* [Problem statement]:
The complete listing should be restated exactly.

[Dataset rows]
╔══

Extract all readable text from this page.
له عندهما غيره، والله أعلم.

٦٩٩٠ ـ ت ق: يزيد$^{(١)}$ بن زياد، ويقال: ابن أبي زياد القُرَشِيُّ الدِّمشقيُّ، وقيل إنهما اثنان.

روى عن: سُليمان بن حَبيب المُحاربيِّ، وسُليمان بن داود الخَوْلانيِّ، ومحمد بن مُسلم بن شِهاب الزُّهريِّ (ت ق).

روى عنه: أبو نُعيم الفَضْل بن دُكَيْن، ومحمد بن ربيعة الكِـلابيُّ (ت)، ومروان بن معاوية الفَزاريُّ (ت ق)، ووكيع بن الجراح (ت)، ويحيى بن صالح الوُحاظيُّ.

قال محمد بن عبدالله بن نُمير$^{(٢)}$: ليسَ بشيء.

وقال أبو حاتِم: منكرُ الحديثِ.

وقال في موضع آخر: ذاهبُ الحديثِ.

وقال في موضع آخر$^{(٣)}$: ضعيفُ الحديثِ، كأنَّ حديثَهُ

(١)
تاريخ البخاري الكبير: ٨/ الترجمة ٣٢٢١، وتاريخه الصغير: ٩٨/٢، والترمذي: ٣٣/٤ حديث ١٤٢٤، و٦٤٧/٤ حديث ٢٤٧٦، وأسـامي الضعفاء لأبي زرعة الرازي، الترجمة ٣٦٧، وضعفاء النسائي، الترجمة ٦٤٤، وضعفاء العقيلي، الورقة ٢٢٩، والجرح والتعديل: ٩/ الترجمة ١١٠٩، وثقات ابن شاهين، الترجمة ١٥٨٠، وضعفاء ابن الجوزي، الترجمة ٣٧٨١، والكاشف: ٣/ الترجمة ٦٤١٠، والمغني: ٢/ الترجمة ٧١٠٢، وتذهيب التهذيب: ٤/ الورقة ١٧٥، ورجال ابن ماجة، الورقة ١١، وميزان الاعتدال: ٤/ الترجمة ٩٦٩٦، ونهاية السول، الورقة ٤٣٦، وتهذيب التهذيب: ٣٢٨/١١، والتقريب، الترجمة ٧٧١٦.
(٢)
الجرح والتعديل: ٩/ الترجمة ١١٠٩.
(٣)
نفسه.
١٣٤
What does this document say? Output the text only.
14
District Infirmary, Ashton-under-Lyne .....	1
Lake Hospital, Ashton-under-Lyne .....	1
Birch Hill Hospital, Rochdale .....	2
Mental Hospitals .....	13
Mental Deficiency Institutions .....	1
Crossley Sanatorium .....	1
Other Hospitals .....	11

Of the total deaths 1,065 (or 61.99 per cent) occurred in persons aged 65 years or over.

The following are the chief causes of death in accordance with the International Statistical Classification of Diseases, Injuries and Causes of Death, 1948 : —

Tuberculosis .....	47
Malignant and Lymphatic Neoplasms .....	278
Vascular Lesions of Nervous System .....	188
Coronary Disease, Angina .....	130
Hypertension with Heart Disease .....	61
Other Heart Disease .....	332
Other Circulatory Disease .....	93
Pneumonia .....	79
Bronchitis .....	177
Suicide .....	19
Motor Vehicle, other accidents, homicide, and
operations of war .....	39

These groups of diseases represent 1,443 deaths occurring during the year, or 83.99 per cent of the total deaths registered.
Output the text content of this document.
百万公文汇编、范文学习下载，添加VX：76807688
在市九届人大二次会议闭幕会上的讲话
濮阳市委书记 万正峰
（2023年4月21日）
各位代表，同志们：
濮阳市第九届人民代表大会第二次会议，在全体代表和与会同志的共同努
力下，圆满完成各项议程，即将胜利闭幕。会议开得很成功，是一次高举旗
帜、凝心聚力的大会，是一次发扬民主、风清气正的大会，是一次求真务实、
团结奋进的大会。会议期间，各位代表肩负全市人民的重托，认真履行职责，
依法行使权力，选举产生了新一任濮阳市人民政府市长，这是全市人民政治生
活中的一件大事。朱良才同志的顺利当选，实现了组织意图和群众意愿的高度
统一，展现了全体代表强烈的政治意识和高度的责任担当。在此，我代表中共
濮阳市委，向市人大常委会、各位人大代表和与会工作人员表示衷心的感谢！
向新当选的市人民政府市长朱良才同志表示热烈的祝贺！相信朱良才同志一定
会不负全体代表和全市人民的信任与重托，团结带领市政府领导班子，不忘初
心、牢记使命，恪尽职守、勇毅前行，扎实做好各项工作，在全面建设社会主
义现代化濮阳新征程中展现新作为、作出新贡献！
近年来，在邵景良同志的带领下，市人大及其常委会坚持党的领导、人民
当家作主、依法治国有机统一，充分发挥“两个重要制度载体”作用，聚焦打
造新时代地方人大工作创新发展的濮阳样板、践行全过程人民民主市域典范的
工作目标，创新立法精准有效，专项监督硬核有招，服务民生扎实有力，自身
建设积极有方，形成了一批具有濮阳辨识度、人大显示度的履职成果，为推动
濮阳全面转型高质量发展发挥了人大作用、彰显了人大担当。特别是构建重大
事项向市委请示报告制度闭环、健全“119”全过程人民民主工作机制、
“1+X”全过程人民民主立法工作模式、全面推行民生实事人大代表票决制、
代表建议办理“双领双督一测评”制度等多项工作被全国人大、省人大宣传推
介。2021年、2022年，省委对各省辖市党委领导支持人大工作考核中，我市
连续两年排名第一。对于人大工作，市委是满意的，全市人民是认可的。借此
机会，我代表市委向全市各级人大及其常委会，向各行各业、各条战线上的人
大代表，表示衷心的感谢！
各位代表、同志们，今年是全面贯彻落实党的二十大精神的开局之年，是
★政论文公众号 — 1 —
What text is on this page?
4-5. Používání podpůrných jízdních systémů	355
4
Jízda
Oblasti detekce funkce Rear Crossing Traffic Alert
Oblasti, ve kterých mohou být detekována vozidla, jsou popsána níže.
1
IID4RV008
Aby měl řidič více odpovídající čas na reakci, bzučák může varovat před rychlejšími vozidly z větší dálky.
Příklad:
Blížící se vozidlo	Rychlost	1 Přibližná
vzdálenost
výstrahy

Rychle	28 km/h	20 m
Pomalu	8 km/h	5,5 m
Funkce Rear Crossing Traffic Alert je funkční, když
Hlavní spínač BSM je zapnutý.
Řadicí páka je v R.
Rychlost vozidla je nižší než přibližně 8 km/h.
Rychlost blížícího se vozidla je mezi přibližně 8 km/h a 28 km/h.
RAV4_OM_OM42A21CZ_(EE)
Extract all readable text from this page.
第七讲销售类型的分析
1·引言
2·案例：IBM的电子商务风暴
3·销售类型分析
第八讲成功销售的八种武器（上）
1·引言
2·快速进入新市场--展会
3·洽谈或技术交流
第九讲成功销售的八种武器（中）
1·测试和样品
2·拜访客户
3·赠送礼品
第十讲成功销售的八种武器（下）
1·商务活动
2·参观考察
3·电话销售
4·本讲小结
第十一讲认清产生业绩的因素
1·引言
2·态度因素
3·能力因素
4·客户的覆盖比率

╚══

* [Solution to this exercise]:
Extract all readable text from this page.
له عندهما غيره، والله أعلم.

٦٩٩٠ ـ ت ق: يزيد$^{(١)}$ بن زياد، ويقال: ابن أبي زياد القُرَشِيُّ الدِّمشقيُّ، وقيل إنهما اثنان.

روى عن: سُليمان بن حَبيب المُحاربيِّ، وسُليمان بن داود الخَوْلانيِّ، ومحمد بن مُسلم بن شِهاب الزُّهريِّ (ت ق).

روى عنه: أبو نُعيم الفَضْل بن دُكَيْن، ومحمد بن ربيعة الكِـلابيُّ (ت)، ومروان بن معاوية الفَزاريُّ (ت ق)، ووكيع بن الجراح (ت)، ويحيى بن صالح الوُحاظيُّ.

قال محمد بن عبدالله بن نُمير$^{(٢)}$: ليسَ بشيء.

وقال أبو حاتِم: منكرُ الحديثِ.

وقال في موضع آخر: ذاهبُ الحديثِ.

وقال في موضع آخر$^{(٣)}$: ضعيفُ الحديثِ، كأنَّ حديثَهُ

(١)
تاريخ البخاري الكبير: ٨/ الترجمة ٣٢٢١، وتاريخه الصغير: ٩٨/٢، والترمذي: ٣٣/٤ حديث ١٤٢٤، و٦٤٧/٤ حديث ٢٤٧٦، وأسـامي الضعفاء لأبي زرعة الرازي، الترجمة ٣٦٧، وضعفاء النسائي، الترجمة ٦٤٤، وضعفاء العقيلي، الورقة ٢٢٩، والجرح والتعديل: ٩/ الترجمة ١١٠٩، وثقات ابن شاهين، الترجمة ١٥٨٠، وضعفاء ابن الجوزي، الترجمة ٣٧٨١، والكاشف: ٣/ الترجمة ٦٤١٠، والمغني: ٢/ الترجمة ٧١٠٢، وتذهيب التهذيب: ٤/ الورقة ١٧٥، ورجال ابن ماجة، الورقة ١١، وميزان الاعتدال: ٤/ الترجمة ٩٦٩٦، ونهاية السول، الورقة ٤٣٦، وتهذيب التهذيب: ٣٢٨/١١، والتقريب، الترجمة ٧٧١٦.
(٢)
الجرح والتعديل: ٩/ الترجمة ١١٠٩.
(٣)
نفسه.
١٣٤
What does this document say? Output the text only.
14
District Infirmary, Ashton-under-Lyne .....	1
Lake Hospital, Ashton-under-Lyne .....	1
Birch Hill Hospital, Rochdale .....	2
Mental Hospitals .....	13
Mental Deficiency Institutions .....	1
Crossley Sanatorium .....	1
Other Hospitals .....	11

Of the total deaths 1,065 (or 61.99 per cent) occurred in persons aged 65 years or over.

The following are the chief causes of death in accordance with the International Statistical Classification of Diseases, Injuries and Causes of Death, 1948 : —

Tuberculosis .....	47
Malignant and Lymphatic Neoplasms .....	278
Vascular Lesions of Nervous System .....	188
Coronary Disease, Angina .....	130
Hypertension with Heart Disease .....	61
Other Heart Disease .....	332
Other Circulatory Disease .....	93
Pneumonia .....	79
Bronchitis .....	177
Suicide .....	19
Motor Vehicle, other accidents, homicide, and
operations of war .....	39

These groups of diseases represent 1,443 deaths occurring during the year, or 83.99 per cent of the total deaths registered.
Output the text content of this document.
百万公文汇编、范文学习下载，添加VX：76807688
在市九届人大二次会议闭幕会上的讲话
濮阳市委书记 万正峰
（2023年4月21日）
各位代表，同志们：
濮阳市第九届人民代表大会第二次会议，在全体代表和与会同志的共同努
力下，圆满完成各项议程，即将胜利闭幕。会议开得很成功，是一次高举旗
帜、凝心聚力的大会，是一次发扬民主、风清气正的大会，是一次求真务实、
团结奋进的大会。会议期间，各位代表肩负全市人民的重托，认真履行职责，
依法行使权力，选举产生了新一任濮阳市人民政府市长，这是全市人民政治生
活中的一件大事。朱良才同志的顺利当选，实现了组织意图和群众意愿的高度
统一，展现了全体代表强烈的政治意识和高度的责任担当。在此，我代表中共
濮阳市委，向市人大常委会、各位人大代表和与会工作人员表示衷心的感谢！
向新当选的市人民政府市长朱良才同志表示热烈的祝贺！相信朱良才同志一定
会不负全体代表和全市人民的信任与重托，团结带领市政府领导班子，不忘初
心、牢记使命，恪尽职守、勇毅前行，扎实做好各项工作，在全面建设社会主
义现代化濮阳新征程中展现新作为、作出新贡献！
近年来，在邵景良同志的带领下，市人大及其常委会坚持党的领导、人民
当家作主、依法治国有机统一，充分发挥“两个重要制度载体”作用，聚焦打
造新时代地方人大工作创新发展的濮阳样板、践行全过程人民民主市域典范的
工作目标，创新立法精准有效，专项监督硬核有招，服务民生扎实有力，自身
建设积极有方，形成了一批具有濮阳辨识度、人大显示度的履职成果，为推动
濮阳全面转型高质量发展发挥了人大作用、彰显了人大担当。特别是构建重大
事项向市委请示报告制度闭环、健全“119”全过程人民民主工作机制、
“1+X”全过程人民民主立法工作模式、全面推行民生实事人大代表票决制、
代表建议办理“双领双督一测评”制度等多项工作被全国人大、省人大宣传推
介。2021年、2022年，省委对各省辖市党委领导支持人大工作考核中，我市
连续两年排名第一。对于人大工作，市委是满意的，全市人民是认可的。借此
机会，我代表市委向全市各级人大及其常委会，向各行各业、各条战线上的人
大代表，表示衷心的感谢！
各位代表、同志们，今年是全面贯彻落实党的二十大精神的开局之年，是
★政论文公众号 — 1 —
What text is on this page?
4-5. Používání podpůrných jízdních systémů	355
4
Jízda
Oblasti detekce funkce Rear Crossing Traffic Alert
Oblasti, ve kterých mohou být detekována vozidla, jsou popsána níže.
1
IID4RV008
Aby měl řidič více odpovídající čas na reakci, bzučák může varovat před rychlejšími vozidly z větší dálky.
Příklad:
Blížící se vozidlo	Rychlost	1 Přibližná
vzdálenost
výstrahy

Rychle	28 km/h	20 m
Pomalu	8 km/h	5,5 m
Funkce Rear Crossing Traffic Alert je funkční, když
Hlavní spínač BSM je zapnutý.
Řadicí páka je v R.
Rychlost vozidla je nižší než přibližně 8 km/h.
Rychlost blížícího se vozidla je mezi přibližně 8 km/h a 28 km/h.
RAV4_OM_OM42A21CZ_(EE)
Extract all readable text from this page.
第七讲销售类型的分析
1·引言
2·案例：IBM的电子商务风暴
3·销售类型分析
第八讲成功销售的八种武器（上）
1·引言
2·快速进入新市场--展会
3·洽谈或技术交流
第九讲成功销售的八种武器（中）
1·测试和样品
2·拜访客户
3·赠送礼品
第十讲成功销售的八种武器（下）
1·商务活动
2·参观考察
3·电话销售
4·本讲小结
第十一讲认清产生业绩的因素
1·引言
2·态度因素
3·能力因素
4·客户的覆盖比率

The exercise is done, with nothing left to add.